**EXCERPTED TEXT**
=-=-=

Lorenzo Santiago "Chago" Alvarado Santos (1920–1982) was a Puerto Rican singer, composer, and guitarist. He became internationally famous with Johnny Albino and Félix ("Ola") Martínez as part of the Trío San Juan during the years 1949–1957. Among his best tunes was the 1956 bolero named "Siete notas de amor".

Early years
Alvarado was born in Ponce, Puerto Rico, on October 26, 1920. He was the son of the musician Julio Alvarado Tricoche (1886–1970) and Georgina Santos. He had six siblings. He was started into the world of music via his own mother, with whom he sing in public as a duet. In 1939 he was part of the "Tribuna del arte", a WNEL radio program. Winning the first award in that program marked the beginning of his career.  This took him to New York City after getting a contract with Chico Club of Greenwich Village.

=-=-=

**WHAT YOU NEED TO DO**
• a. Answer these questions from the biography of Chago Alvarado:
(i) During which years was he part of the Trío San Juan?
(ii) Which radio station carried the program "Tribuna del arte"?
(iii) How many siblings did he have?
• b. In the layout dataset entries, rewrite the lines starting at the one containing "fraction [654, 1196, 720, 1233]" and ending at the one containing "option-b[interactable] [178, 296, 286, 333]", with "numerator" replaced by "top" and everything else left as is.

[Layout dataset entries]
=-=-=

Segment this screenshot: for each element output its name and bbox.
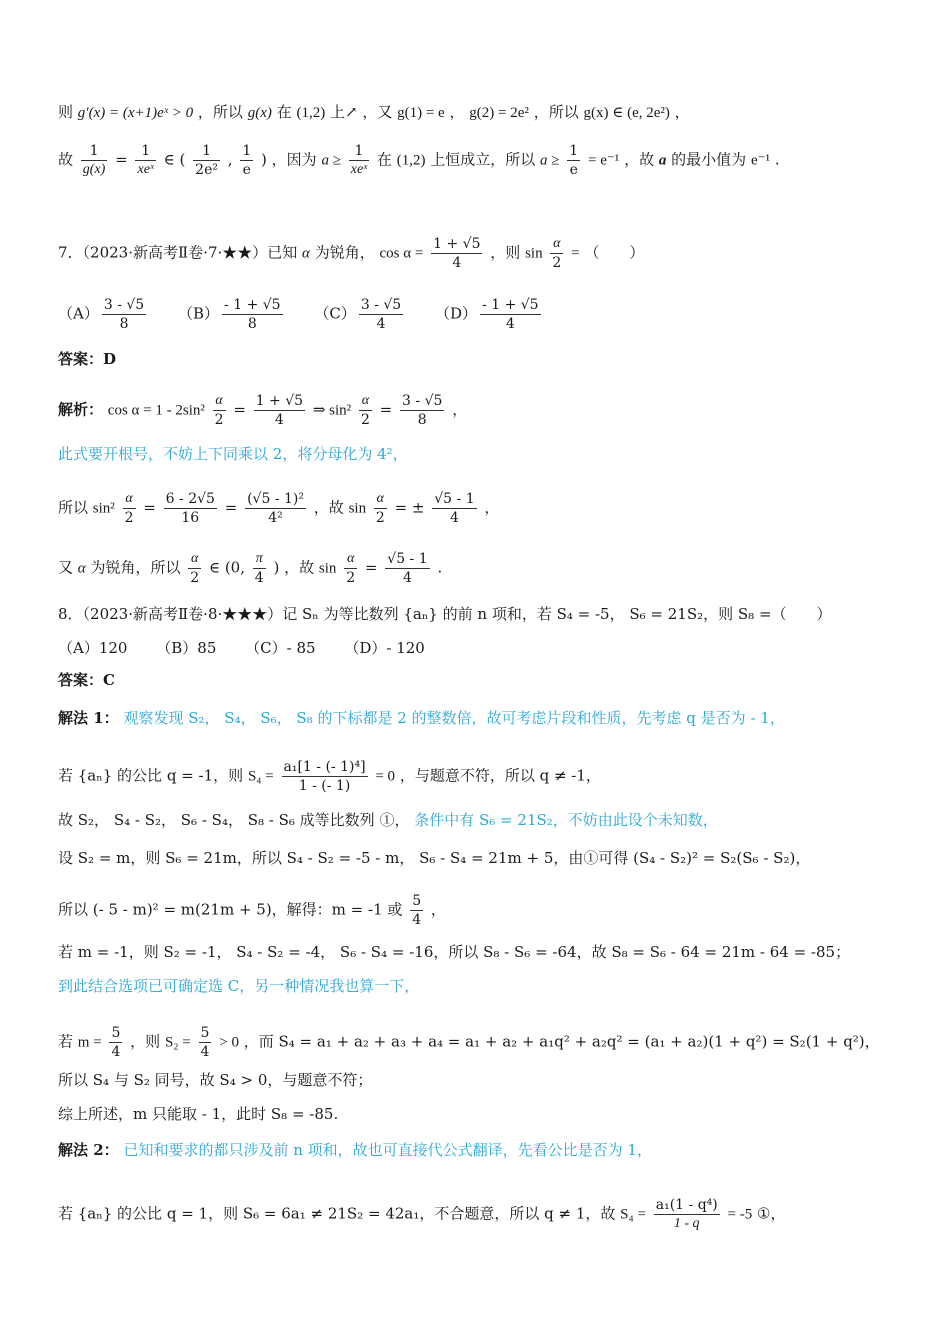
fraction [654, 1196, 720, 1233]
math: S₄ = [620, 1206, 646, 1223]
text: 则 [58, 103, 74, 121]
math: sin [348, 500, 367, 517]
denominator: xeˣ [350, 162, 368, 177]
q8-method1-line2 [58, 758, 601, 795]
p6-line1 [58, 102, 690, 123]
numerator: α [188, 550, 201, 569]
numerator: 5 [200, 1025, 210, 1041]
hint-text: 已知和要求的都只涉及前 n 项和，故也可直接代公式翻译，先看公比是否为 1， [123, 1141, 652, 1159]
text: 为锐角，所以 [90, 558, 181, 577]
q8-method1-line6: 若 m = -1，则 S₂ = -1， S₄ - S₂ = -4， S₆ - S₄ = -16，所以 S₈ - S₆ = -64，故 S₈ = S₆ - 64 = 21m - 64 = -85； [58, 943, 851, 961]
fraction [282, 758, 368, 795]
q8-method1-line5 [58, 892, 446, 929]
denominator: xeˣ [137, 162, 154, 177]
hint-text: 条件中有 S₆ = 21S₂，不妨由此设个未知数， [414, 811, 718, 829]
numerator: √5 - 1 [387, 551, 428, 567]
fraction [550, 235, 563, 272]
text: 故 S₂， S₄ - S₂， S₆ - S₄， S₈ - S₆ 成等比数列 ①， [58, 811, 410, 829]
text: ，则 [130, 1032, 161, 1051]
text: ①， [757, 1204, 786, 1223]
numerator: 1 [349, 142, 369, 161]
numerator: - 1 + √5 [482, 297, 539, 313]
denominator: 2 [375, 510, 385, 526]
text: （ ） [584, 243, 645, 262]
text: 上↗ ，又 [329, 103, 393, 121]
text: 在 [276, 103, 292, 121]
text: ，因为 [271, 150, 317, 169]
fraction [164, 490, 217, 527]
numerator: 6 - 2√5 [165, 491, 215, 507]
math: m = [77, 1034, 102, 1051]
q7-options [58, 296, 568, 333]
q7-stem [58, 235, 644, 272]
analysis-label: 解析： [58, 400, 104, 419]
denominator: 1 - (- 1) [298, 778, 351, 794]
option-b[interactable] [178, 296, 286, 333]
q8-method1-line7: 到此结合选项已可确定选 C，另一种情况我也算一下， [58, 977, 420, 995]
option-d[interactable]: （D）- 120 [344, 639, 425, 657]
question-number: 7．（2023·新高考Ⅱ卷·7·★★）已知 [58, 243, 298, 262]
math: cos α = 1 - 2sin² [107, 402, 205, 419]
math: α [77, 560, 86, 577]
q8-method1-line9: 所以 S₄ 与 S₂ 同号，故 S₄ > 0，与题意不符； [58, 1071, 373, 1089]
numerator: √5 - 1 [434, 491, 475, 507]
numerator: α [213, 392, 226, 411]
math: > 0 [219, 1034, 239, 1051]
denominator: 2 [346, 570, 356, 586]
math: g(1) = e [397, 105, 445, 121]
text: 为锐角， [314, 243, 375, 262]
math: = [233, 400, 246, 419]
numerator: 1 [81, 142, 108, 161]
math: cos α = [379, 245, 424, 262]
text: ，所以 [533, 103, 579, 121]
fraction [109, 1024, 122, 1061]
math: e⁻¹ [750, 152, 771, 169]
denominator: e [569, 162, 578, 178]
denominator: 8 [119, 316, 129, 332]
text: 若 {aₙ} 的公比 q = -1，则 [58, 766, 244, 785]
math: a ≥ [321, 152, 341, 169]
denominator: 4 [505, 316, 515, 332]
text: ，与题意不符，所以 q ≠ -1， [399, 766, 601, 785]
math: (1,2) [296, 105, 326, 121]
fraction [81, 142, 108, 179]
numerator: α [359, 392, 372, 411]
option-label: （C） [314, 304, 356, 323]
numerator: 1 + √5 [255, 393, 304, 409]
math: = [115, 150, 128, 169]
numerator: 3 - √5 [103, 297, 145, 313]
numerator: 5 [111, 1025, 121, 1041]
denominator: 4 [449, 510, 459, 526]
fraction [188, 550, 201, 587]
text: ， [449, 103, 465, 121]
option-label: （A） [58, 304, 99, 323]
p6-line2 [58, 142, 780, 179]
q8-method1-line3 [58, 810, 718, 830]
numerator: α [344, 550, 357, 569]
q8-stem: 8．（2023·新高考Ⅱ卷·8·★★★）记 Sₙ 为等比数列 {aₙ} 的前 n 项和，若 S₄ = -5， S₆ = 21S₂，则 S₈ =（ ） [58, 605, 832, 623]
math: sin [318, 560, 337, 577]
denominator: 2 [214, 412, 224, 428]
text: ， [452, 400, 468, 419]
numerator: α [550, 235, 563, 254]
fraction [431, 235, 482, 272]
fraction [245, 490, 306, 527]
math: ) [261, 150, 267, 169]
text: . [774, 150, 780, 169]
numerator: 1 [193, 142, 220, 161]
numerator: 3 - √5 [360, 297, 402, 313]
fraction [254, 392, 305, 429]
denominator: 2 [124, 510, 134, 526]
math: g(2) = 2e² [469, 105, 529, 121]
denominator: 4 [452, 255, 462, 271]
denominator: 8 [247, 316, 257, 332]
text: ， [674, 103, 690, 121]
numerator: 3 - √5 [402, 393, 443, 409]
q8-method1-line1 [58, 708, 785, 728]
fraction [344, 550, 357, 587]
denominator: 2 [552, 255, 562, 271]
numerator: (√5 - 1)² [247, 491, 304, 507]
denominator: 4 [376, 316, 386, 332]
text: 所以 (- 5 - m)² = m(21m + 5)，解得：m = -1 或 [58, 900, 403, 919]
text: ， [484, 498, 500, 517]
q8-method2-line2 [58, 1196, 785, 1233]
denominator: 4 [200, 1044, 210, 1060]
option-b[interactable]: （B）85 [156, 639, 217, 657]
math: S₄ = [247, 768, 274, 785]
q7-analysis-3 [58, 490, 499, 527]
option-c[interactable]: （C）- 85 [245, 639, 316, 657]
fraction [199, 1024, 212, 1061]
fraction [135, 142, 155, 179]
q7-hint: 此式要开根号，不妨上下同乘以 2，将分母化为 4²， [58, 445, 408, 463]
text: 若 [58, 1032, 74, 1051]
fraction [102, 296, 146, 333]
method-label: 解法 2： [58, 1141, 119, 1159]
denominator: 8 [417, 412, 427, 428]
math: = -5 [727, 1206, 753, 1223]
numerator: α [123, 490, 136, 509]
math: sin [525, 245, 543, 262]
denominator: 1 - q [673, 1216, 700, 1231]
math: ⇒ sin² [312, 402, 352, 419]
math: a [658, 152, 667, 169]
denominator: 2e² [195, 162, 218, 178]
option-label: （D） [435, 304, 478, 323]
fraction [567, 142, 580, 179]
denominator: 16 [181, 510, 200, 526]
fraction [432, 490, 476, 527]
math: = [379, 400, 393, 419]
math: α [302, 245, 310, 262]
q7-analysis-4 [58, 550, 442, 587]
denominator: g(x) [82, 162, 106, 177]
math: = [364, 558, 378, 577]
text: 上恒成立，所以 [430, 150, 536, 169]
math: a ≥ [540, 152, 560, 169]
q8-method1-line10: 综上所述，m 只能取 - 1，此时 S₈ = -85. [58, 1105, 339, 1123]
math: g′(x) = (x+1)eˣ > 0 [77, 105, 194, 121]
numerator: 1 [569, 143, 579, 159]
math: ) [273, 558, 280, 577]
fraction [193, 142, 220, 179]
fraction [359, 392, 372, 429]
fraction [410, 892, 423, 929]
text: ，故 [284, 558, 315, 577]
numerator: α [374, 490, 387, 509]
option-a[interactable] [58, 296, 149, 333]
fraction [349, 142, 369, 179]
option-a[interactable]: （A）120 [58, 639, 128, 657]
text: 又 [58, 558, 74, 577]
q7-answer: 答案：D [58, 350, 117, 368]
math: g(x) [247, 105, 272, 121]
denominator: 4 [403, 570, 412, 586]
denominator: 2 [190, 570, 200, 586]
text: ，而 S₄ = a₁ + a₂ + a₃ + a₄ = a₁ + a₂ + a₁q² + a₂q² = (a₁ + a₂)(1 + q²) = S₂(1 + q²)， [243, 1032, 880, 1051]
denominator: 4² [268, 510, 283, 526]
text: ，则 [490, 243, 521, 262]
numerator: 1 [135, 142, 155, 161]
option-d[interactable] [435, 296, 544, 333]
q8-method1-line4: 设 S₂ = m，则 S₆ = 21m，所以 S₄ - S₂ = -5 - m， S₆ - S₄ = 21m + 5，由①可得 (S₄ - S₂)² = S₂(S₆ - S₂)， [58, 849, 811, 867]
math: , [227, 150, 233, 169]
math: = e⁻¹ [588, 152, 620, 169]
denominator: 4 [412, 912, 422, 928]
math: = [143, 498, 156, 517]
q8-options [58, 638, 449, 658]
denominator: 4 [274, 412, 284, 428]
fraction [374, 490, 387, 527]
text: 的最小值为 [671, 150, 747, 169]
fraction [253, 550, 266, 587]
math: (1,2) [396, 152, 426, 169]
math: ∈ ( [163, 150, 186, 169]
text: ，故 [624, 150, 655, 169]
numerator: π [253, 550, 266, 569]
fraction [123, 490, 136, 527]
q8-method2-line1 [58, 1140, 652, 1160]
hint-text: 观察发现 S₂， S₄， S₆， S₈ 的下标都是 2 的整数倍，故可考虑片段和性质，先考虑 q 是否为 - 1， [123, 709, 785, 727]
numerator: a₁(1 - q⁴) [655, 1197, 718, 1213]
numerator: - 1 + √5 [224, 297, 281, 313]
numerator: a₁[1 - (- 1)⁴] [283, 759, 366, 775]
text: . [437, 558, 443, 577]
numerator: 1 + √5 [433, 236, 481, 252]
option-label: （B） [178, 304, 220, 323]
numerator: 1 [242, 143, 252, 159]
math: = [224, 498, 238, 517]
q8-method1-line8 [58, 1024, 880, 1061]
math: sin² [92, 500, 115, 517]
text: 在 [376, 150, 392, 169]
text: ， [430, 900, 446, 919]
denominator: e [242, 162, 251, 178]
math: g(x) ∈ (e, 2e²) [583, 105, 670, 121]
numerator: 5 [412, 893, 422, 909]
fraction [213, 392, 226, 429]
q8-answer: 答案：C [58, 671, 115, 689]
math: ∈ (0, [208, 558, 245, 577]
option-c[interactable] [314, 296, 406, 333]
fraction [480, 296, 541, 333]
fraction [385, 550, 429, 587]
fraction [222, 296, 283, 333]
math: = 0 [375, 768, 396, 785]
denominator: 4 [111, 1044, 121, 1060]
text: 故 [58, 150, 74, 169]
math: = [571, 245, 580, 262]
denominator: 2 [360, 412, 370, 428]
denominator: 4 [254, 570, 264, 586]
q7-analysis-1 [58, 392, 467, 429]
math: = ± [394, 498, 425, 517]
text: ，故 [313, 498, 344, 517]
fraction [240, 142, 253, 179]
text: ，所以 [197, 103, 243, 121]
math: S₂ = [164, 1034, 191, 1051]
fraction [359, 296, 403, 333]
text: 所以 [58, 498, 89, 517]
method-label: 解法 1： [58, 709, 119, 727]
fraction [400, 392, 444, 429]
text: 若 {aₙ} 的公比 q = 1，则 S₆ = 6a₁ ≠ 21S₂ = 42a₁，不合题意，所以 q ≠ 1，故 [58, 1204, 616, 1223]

=-=-=

**RESULTS FOR EACH TASK**
• a.
(i) 1949–1957
(ii) WNEL
(iii) Six

• b.
fraction [654, 1196, 720, 1233]
math: S₄ = [620, 1206, 646, 1223]
text: 则 [58, 103, 74, 121]
math: sin [348, 500, 367, 517]
denominator: xeˣ [350, 162, 368, 177]
q8-method1-line2 [58, 758, 601, 795]
p6-line1 [58, 102, 690, 123]
top: α [188, 550, 201, 569]
top: 5 [200, 1025, 210, 1041]
hint-text: 已知和要求的都只涉及前 n 项和，故也可直接代公式翻译，先看公比是否为 1， [123, 1141, 652, 1159]
text: 为锐角，所以 [90, 558, 181, 577]
q8-method1-line6: 若 m = -1，则 S₂ = -1， S₄ - S₂ = -4， S₆ - S₄ = -16，所以 S₈ - S₆ = -64，故 S₈ = S₆ - 64 = 21m - 64 = -85； [58, 943, 851, 961]
fraction [282, 758, 368, 795]
q8-method1-line5 [58, 892, 446, 929]
denominator: xeˣ [137, 162, 154, 177]
hint-text: 条件中有 S₆ = 21S₂，不妨由此设个未知数， [414, 811, 718, 829]
top: √5 - 1 [387, 551, 428, 567]
fraction [550, 235, 563, 272]
text: 故 S₂， S₄ - S₂， S₆ - S₄， S₈ - S₆ 成等比数列 ①， [58, 811, 410, 829]
text: ，则 [130, 1032, 161, 1051]
text: ①， [757, 1204, 786, 1223]
top: 1 [349, 142, 369, 161]
top: - 1 + √5 [482, 297, 539, 313]
denominator: 2 [375, 510, 385, 526]
text: （ ） [584, 243, 645, 262]
text: 上↗ ，又 [329, 103, 393, 121]
text: 在 [276, 103, 292, 121]
text: ，因为 [271, 150, 317, 169]
fraction [164, 490, 217, 527]
top: 6 - 2√5 [165, 491, 215, 507]
math: m = [77, 1034, 102, 1051]
q7-options [58, 296, 568, 333]
q7-stem [58, 235, 644, 272]
analysis-label: 解析： [58, 400, 104, 419]
denominator: 1 - (- 1) [298, 778, 351, 794]
option-b[interactable] [178, 296, 286, 333]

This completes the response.